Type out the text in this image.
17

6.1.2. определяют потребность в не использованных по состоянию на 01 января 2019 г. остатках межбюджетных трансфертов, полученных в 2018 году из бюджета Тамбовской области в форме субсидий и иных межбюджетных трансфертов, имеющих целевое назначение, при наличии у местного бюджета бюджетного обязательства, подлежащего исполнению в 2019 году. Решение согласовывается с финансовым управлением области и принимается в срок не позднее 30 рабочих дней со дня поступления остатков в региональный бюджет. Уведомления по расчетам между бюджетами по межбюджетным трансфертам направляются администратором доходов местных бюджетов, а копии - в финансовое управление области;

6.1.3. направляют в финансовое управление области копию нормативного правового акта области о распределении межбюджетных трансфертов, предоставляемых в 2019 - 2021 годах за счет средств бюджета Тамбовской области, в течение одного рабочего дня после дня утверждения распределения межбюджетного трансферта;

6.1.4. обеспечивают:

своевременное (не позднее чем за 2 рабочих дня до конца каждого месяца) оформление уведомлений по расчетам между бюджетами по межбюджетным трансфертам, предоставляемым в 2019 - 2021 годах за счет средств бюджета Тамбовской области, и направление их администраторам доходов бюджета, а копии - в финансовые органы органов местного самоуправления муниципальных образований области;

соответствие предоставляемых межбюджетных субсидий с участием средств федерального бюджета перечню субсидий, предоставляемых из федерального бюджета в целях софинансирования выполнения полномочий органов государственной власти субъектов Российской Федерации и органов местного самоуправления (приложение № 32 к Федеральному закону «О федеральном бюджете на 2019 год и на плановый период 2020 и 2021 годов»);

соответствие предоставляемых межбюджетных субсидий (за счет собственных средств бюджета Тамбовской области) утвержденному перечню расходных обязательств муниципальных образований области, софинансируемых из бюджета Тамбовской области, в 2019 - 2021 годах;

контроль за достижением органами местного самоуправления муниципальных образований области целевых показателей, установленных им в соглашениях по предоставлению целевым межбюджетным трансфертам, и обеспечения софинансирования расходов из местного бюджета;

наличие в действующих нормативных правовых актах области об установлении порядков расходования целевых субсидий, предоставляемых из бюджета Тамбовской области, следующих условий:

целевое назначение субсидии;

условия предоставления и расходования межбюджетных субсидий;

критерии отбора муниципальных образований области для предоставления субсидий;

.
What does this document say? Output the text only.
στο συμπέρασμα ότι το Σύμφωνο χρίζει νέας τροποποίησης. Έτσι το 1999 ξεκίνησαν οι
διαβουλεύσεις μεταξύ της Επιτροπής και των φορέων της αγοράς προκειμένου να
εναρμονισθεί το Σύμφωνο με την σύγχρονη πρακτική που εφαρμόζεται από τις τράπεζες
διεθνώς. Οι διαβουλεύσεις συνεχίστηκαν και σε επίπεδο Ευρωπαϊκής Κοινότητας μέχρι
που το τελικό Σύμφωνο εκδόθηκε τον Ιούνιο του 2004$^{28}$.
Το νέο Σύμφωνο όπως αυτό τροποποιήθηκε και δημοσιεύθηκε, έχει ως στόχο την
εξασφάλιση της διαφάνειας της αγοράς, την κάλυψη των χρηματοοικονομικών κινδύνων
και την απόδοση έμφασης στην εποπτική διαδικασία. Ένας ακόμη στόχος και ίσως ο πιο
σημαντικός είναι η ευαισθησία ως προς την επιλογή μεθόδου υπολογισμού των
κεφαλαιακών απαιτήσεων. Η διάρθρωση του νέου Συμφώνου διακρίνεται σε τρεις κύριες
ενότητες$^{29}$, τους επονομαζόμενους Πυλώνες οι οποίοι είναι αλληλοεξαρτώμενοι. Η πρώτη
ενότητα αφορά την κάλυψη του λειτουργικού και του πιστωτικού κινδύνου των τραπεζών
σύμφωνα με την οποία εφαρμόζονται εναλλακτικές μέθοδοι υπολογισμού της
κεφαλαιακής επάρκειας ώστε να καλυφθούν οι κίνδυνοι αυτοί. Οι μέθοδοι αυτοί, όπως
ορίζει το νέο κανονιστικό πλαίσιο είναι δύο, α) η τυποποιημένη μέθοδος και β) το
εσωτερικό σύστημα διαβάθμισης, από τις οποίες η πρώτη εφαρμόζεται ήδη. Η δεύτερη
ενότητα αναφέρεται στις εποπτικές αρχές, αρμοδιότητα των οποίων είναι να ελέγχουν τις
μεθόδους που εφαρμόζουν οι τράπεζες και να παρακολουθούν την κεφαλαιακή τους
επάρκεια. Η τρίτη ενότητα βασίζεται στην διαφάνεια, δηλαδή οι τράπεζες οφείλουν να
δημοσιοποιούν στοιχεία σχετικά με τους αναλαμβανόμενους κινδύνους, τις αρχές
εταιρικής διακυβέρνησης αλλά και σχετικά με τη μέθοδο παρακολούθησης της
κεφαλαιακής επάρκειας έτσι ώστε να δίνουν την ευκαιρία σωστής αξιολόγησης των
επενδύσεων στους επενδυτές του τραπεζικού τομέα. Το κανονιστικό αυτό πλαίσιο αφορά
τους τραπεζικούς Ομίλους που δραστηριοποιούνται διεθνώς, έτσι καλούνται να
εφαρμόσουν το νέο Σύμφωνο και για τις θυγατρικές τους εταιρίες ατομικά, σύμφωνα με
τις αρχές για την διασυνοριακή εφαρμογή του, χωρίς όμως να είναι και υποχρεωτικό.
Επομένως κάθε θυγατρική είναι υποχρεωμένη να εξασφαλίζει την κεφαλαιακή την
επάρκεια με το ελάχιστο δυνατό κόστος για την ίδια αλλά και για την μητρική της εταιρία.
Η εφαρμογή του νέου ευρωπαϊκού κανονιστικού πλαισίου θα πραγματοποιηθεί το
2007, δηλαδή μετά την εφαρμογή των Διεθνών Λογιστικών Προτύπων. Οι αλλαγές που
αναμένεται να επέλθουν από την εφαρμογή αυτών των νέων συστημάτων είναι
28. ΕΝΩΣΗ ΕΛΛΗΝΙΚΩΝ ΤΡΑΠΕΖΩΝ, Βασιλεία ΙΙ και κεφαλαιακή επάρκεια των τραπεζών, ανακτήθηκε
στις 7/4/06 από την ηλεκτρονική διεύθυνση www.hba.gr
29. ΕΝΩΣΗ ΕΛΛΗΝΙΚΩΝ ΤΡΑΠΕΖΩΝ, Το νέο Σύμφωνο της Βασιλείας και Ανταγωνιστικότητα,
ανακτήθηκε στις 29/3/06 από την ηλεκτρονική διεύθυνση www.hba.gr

=-=-=

Given task: The records above should be returned exactly.

Answer to this exercise:
Type out the text in this image.
17

6.1.2. определяют потребность в не использованных по состоянию на 01 января 2019 г. остатках межбюджетных трансфертов, полученных в 2018 году из бюджета Тамбовской области в форме субсидий и иных межбюджетных трансфертов, имеющих целевое назначение, при наличии у местного бюджета бюджетного обязательства, подлежащего исполнению в 2019 году. Решение согласовывается с финансовым управлением области и принимается в срок не позднее 30 рабочих дней со дня поступления остатков в региональный бюджет. Уведомления по расчетам между бюджетами по межбюджетным трансфертам направляются администратором доходов местных бюджетов, а копии - в финансовое управление области;

6.1.3. направляют в финансовое управление области копию нормативного правового акта области о распределении межбюджетных трансфертов, предоставляемых в 2019 - 2021 годах за счет средств бюджета Тамбовской области, в течение одного рабочего дня после дня утверждения распределения межбюджетного трансферта;

6.1.4. обеспечивают:

своевременное (не позднее чем за 2 рабочих дня до конца каждого месяца) оформление уведомлений по расчетам между бюджетами по межбюджетным трансфертам, предоставляемым в 2019 - 2021 годах за счет средств бюджета Тамбовской области, и направление их администраторам доходов бюджета, а копии - в финансовые органы органов местного самоуправления муниципальных образований области;

соответствие предоставляемых межбюджетных субсидий с участием средств федерального бюджета перечню субсидий, предоставляемых из федерального бюджета в целях софинансирования выполнения полномочий органов государственной власти субъектов Российской Федерации и органов местного самоуправления (приложение № 32 к Федеральному закону «О федеральном бюджете на 2019 год и на плановый период 2020 и 2021 годов»);

соответствие предоставляемых межбюджетных субсидий (за счет собственных средств бюджета Тамбовской области) утвержденному перечню расходных обязательств муниципальных образований области, софинансируемых из бюджета Тамбовской области, в 2019 - 2021 годах;

контроль за достижением органами местного самоуправления муниципальных образований области целевых показателей, установленных им в соглашениях по предоставлению целевым межбюджетным трансфертам, и обеспечения софинансирования расходов из местного бюджета;

наличие в действующих нормативных правовых актах области об установлении порядков расходования целевых субсидий, предоставляемых из бюджета Тамбовской области, следующих условий:

целевое назначение субсидии;

условия предоставления и расходования межбюджетных субсидий;

критерии отбора муниципальных образований области для предоставления субсидий;

.
What does this document say? Output the text only.
στο συμπέρασμα ότι το Σύμφωνο χρίζει νέας τροποποίησης. Έτσι το 1999 ξεκίνησαν οι
διαβουλεύσεις μεταξύ της Επιτροπής και των φορέων της αγοράς προκειμένου να
εναρμονισθεί το Σύμφωνο με την σύγχρονη πρακτική που εφαρμόζεται από τις τράπεζες
διεθνώς. Οι διαβουλεύσεις συνεχίστηκαν και σε επίπεδο Ευρωπαϊκής Κοινότητας μέχρι
που το τελικό Σύμφωνο εκδόθηκε τον Ιούνιο του 2004$^{28}$.
Το νέο Σύμφωνο όπως αυτό τροποποιήθηκε και δημοσιεύθηκε, έχει ως στόχο την
εξασφάλιση της διαφάνειας της αγοράς, την κάλυψη των χρηματοοικονομικών κινδύνων
και την απόδοση έμφασης στην εποπτική διαδικασία. Ένας ακόμη στόχος και ίσως ο πιο
σημαντικός είναι η ευαισθησία ως προς την επιλογή μεθόδου υπολογισμού των
κεφαλαιακών απαιτήσεων. Η διάρθρωση του νέου Συμφώνου διακρίνεται σε τρεις κύριες
ενότητες$^{29}$, τους επονομαζόμενους Πυλώνες οι οποίοι είναι αλληλοεξαρτώμενοι. Η πρώτη
ενότητα αφορά την κάλυψη του λειτουργικού και του πιστωτικού κινδύνου των τραπεζών
σύμφωνα με την οποία εφαρμόζονται εναλλακτικές μέθοδοι υπολογισμού της
κεφαλαιακής επάρκειας ώστε να καλυφθούν οι κίνδυνοι αυτοί. Οι μέθοδοι αυτοί, όπως
ορίζει το νέο κανονιστικό πλαίσιο είναι δύο, α) η τυποποιημένη μέθοδος και β) το
εσωτερικό σύστημα διαβάθμισης, από τις οποίες η πρώτη εφαρμόζεται ήδη. Η δεύτερη
ενότητα αναφέρεται στις εποπτικές αρχές, αρμοδιότητα των οποίων είναι να ελέγχουν τις
μεθόδους που εφαρμόζουν οι τράπεζες και να παρακολουθούν την κεφαλαιακή τους
επάρκεια. Η τρίτη ενότητα βασίζεται στην διαφάνεια, δηλαδή οι τράπεζες οφείλουν να
δημοσιοποιούν στοιχεία σχετικά με τους αναλαμβανόμενους κινδύνους, τις αρχές
εταιρικής διακυβέρνησης αλλά και σχετικά με τη μέθοδο παρακολούθησης της
κεφαλαιακής επάρκειας έτσι ώστε να δίνουν την ευκαιρία σωστής αξιολόγησης των
επενδύσεων στους επενδυτές του τραπεζικού τομέα. Το κανονιστικό αυτό πλαίσιο αφορά
τους τραπεζικούς Ομίλους που δραστηριοποιούνται διεθνώς, έτσι καλούνται να
εφαρμόσουν το νέο Σύμφωνο και για τις θυγατρικές τους εταιρίες ατομικά, σύμφωνα με
τις αρχές για την διασυνοριακή εφαρμογή του, χωρίς όμως να είναι και υποχρεωτικό.
Επομένως κάθε θυγατρική είναι υποχρεωμένη να εξασφαλίζει την κεφαλαιακή την
επάρκεια με το ελάχιστο δυνατό κόστος για την ίδια αλλά και για την μητρική της εταιρία.
Η εφαρμογή του νέου ευρωπαϊκού κανονιστικού πλαισίου θα πραγματοποιηθεί το
2007, δηλαδή μετά την εφαρμογή των Διεθνών Λογιστικών Προτύπων. Οι αλλαγές που
αναμένεται να επέλθουν από την εφαρμογή αυτών των νέων συστημάτων είναι
28. ΕΝΩΣΗ ΕΛΛΗΝΙΚΩΝ ΤΡΑΠΕΖΩΝ, Βασιλεία ΙΙ και κεφαλαιακή επάρκεια των τραπεζών, ανακτήθηκε
στις 7/4/06 από την ηλεκτρονική διεύθυνση www.hba.gr
29. ΕΝΩΣΗ ΕΛΛΗΝΙΚΩΝ ΤΡΑΠΕΖΩΝ, Το νέο Σύμφωνο της Βασιλείας και Ανταγωνιστικότητα,
ανακτήθηκε στις 29/3/06 από την ηλεκτρονική διεύθυνση www.hba.gr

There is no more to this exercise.